### TASK BRIEF:
Copy out each line in the material below that has the word "الأصيل".

### DATA PROVIDED:
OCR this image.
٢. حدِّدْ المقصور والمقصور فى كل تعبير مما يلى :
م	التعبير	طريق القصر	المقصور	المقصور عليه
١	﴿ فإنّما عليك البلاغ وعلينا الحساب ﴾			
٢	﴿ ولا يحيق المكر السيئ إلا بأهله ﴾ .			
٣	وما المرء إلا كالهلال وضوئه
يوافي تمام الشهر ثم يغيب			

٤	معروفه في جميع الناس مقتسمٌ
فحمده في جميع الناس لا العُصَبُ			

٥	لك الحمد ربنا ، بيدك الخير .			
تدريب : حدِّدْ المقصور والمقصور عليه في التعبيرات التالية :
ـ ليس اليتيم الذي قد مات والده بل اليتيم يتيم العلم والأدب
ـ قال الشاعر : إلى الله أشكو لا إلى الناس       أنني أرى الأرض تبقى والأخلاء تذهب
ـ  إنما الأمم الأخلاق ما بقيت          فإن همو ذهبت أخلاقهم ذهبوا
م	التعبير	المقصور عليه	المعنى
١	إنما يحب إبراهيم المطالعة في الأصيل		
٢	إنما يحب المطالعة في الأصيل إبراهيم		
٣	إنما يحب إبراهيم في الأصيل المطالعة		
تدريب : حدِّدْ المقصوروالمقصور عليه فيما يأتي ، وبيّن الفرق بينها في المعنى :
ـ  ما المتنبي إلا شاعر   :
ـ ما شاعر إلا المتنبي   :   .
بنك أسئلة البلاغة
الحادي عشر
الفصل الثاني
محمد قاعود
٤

* * *

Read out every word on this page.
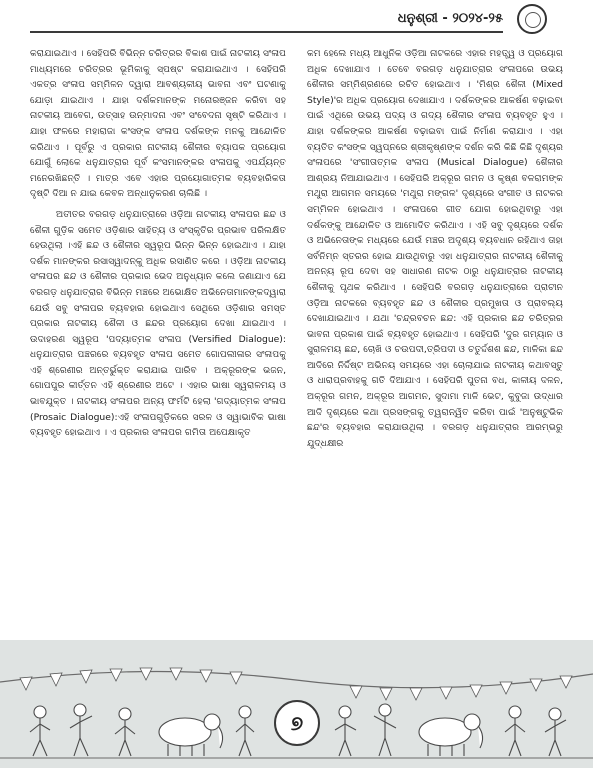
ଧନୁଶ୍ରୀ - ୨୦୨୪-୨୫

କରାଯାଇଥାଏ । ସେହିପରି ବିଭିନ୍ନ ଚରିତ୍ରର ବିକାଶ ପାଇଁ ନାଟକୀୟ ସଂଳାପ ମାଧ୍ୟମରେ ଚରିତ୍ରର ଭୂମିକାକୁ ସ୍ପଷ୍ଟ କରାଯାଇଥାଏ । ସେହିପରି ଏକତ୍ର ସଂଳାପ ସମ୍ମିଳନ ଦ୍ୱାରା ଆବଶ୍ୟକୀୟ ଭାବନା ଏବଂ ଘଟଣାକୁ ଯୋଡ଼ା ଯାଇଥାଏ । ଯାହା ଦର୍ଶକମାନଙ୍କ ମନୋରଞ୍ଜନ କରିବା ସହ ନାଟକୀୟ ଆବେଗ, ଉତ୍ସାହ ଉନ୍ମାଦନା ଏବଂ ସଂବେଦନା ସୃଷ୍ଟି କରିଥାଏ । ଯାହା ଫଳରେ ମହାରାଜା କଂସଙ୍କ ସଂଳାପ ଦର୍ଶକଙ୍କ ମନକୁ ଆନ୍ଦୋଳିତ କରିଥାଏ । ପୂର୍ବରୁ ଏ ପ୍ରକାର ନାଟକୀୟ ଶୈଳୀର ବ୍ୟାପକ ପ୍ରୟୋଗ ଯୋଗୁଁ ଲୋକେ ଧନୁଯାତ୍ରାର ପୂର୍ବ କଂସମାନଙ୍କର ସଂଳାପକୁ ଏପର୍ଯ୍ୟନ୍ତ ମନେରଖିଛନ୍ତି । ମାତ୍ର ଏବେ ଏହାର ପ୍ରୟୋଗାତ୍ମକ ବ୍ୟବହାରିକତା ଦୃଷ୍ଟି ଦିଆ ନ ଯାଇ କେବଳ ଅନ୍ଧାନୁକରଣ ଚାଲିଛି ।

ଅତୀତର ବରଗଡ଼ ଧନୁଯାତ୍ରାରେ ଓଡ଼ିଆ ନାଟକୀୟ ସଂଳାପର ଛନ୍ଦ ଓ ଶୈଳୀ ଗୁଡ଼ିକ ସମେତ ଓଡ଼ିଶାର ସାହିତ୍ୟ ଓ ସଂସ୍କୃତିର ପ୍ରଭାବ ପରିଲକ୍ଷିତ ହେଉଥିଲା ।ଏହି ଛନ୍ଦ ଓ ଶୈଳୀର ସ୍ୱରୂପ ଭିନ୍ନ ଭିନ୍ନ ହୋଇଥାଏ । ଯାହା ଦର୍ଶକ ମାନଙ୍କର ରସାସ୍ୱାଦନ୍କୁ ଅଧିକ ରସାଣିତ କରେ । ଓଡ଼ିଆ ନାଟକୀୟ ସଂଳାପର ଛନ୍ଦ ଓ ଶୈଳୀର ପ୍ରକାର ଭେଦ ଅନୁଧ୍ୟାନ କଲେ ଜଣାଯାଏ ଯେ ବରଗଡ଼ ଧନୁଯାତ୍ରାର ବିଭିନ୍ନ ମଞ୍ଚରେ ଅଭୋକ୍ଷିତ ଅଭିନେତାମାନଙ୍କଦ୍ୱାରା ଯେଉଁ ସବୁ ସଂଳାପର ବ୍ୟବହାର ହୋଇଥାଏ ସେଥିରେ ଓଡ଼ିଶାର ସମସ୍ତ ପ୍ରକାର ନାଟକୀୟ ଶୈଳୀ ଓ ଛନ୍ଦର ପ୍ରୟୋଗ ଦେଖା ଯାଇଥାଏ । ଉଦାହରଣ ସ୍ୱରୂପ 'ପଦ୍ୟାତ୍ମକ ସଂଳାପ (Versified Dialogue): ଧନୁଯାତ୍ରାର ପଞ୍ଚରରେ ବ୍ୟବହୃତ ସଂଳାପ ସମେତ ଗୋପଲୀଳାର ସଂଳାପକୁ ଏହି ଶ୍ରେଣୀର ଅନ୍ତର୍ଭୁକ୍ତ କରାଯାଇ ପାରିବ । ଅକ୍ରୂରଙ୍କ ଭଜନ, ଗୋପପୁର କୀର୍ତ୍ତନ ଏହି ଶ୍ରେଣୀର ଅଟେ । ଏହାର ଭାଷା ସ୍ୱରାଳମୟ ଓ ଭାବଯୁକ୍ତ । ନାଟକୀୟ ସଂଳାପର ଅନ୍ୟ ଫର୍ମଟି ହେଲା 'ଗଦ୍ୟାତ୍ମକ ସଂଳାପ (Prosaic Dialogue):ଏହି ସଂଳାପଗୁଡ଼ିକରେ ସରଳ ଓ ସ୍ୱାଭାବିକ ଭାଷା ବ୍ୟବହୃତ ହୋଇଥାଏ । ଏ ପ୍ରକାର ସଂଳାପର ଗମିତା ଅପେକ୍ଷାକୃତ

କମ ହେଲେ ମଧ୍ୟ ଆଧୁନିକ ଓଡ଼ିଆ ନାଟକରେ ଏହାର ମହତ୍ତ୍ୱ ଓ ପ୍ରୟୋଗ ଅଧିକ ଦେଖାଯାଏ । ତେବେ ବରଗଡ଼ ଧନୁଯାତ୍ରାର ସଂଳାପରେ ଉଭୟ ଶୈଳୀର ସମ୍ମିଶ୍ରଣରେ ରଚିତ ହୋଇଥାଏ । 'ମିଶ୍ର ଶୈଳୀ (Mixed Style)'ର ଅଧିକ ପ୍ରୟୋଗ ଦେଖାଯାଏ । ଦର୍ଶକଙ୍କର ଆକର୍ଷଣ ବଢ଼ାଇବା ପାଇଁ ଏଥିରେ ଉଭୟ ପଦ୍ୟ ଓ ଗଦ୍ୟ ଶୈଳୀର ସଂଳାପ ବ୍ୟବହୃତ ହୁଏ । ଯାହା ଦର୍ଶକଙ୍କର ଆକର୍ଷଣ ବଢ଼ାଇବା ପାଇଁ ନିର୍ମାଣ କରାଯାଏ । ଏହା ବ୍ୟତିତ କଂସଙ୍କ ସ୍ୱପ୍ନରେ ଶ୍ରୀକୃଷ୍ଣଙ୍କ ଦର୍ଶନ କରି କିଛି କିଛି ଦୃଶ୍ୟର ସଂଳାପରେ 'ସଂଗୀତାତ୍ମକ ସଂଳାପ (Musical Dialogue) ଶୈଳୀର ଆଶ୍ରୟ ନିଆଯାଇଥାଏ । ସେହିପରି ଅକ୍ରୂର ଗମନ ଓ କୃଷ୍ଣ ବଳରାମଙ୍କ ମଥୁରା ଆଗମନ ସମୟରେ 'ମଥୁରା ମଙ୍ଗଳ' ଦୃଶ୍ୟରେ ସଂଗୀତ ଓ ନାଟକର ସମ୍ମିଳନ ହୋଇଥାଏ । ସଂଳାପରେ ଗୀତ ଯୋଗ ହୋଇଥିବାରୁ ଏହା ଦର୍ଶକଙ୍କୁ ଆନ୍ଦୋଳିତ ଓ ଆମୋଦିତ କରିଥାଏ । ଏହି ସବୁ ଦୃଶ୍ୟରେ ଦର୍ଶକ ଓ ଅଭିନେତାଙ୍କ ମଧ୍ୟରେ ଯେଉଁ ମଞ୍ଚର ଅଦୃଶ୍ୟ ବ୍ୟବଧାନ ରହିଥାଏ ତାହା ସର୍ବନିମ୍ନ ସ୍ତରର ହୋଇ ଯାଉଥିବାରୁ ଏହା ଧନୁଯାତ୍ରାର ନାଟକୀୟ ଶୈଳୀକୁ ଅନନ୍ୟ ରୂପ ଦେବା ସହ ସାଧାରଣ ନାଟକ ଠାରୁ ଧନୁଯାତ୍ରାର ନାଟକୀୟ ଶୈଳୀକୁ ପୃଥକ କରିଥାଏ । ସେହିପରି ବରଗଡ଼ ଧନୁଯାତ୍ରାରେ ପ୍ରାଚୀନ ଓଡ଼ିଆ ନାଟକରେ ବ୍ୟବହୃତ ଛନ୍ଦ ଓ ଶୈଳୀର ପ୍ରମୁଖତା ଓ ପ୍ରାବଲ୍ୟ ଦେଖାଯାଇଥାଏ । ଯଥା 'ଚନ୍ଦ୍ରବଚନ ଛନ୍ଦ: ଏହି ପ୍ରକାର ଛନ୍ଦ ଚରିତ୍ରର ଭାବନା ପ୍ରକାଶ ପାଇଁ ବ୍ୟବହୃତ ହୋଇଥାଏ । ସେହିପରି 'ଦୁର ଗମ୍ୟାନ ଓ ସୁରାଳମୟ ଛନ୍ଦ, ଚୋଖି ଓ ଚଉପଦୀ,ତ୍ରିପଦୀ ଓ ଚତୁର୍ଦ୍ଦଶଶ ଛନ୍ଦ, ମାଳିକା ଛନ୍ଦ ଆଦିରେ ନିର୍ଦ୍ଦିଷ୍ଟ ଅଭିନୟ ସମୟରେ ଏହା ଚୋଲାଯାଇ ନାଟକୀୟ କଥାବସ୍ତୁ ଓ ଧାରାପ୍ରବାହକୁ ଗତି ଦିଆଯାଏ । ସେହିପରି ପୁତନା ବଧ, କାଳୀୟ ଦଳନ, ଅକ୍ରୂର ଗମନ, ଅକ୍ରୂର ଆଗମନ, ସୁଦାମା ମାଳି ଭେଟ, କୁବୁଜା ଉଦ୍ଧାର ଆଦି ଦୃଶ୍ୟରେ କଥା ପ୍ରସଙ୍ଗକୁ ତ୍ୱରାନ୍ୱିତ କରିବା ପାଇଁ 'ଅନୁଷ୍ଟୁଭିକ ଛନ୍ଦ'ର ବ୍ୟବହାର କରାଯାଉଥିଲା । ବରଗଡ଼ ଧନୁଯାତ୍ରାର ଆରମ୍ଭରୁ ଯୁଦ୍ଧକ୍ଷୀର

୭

### ANSWER TO THE PROBLEM:
١	إنما يحب إبراهيم المطالعة في الأصيل		
٢	إنما يحب المطالعة في الأصيل إبراهيم		
٣	إنما يحب إبراهيم في الأصيل المطالعة		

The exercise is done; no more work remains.